_Work to do_
Write out the entries below once more, exactly.

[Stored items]
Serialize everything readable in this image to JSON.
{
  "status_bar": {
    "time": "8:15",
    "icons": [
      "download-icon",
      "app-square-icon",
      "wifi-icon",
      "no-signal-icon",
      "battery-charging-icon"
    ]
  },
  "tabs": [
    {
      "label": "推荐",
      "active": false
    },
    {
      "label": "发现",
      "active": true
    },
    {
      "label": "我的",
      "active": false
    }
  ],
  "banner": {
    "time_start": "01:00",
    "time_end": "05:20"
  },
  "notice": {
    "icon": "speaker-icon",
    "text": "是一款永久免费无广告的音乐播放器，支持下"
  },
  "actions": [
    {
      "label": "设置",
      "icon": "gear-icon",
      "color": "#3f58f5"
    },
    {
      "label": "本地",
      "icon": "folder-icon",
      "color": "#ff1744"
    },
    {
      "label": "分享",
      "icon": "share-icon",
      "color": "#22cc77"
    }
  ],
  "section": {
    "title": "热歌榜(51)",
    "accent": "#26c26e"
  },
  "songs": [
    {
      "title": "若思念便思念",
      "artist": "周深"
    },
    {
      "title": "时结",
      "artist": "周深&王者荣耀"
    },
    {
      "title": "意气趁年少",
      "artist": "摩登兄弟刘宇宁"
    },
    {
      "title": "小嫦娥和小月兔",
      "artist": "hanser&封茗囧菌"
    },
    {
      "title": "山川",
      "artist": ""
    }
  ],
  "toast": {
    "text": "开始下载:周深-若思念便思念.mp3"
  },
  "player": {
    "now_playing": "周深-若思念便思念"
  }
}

_Response to this exercise_
Serialize everything readable in this image to JSON.
{
  "status_bar": {
    "time": "8:15",
    "icons": [
      "download-icon",
      "app-square-icon",
      "wifi-icon",
      "no-signal-icon",
      "battery-charging-icon"
    ]
  },
  "tabs": [
    {
      "label": "推荐",
      "active": false
    },
    {
      "label": "发现",
      "active": true
    },
    {
      "label": "我的",
      "active": false
    }
  ],
  "banner": {
    "time_start": "01:00",
    "time_end": "05:20"
  },
  "notice": {
    "icon": "speaker-icon",
    "text": "是一款永久免费无广告的音乐播放器，支持下"
  },
  "actions": [
    {
      "label": "设置",
      "icon": "gear-icon",
      "color": "#3f58f5"
    },
    {
      "label": "本地",
      "icon": "folder-icon",
      "color": "#ff1744"
    },
    {
      "label": "分享",
      "icon": "share-icon",
      "color": "#22cc77"
    }
  ],
  "section": {
    "title": "热歌榜(51)",
    "accent": "#26c26e"
  },
  "songs": [
    {
      "title": "若思念便思念",
      "artist": "周深"
    },
    {
      "title": "时结",
      "artist": "周深&王者荣耀"
    },
    {
      "title": "意气趁年少",
      "artist": "摩登兄弟刘宇宁"
    },
    {
      "title": "小嫦娥和小月兔",
      "artist": "hanser&封茗囧菌"
    },
    {
      "title": "山川",
      "artist": ""
    }
  ],
  "toast": {
    "text": "开始下载:周深-若思念便思念.mp3"
  },
  "player": {
    "now_playing": "周深-若思念便思念"
  }
}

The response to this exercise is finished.